_Set task_
Copy out each line of the material below that holds the string "service".

_Task inputs_

::::::::::

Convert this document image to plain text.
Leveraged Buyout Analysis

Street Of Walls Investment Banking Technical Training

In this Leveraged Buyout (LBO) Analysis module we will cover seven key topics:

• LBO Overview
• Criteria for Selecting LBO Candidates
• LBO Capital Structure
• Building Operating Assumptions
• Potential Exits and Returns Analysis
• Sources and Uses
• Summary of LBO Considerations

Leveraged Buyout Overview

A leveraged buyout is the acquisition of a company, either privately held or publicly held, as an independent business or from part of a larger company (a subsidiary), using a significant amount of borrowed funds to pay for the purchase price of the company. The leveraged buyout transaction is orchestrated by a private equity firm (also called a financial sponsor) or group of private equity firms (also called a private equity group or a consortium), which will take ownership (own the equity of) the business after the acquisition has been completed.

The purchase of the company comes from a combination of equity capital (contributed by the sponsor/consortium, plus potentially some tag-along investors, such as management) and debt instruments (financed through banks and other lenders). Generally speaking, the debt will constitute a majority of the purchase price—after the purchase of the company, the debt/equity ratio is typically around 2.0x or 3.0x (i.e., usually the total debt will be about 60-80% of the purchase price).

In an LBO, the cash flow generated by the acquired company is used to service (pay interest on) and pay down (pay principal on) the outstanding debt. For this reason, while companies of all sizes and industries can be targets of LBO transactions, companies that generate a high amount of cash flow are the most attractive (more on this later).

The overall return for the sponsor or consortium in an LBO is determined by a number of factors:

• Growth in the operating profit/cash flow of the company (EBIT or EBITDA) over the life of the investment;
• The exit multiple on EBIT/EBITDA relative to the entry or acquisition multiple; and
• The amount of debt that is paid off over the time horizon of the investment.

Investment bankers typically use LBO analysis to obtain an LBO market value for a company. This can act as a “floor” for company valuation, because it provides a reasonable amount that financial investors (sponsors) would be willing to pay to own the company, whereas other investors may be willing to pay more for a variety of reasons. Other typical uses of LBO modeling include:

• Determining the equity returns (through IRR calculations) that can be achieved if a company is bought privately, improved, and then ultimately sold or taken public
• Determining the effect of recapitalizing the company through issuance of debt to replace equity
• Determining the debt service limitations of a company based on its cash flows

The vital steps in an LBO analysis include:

::::::::::

_Result for this exercise_
In an LBO, the cash flow generated by the acquired company is used to service (pay interest on) and pay down (pay principal on) the outstanding debt. For this reason, while companies of all sizes and industries can be targets of LBO transactions, companies that generate a high amount of cash flow are the most attractive (more on this later).
• Determining the debt service limitations of a company based on its cash flows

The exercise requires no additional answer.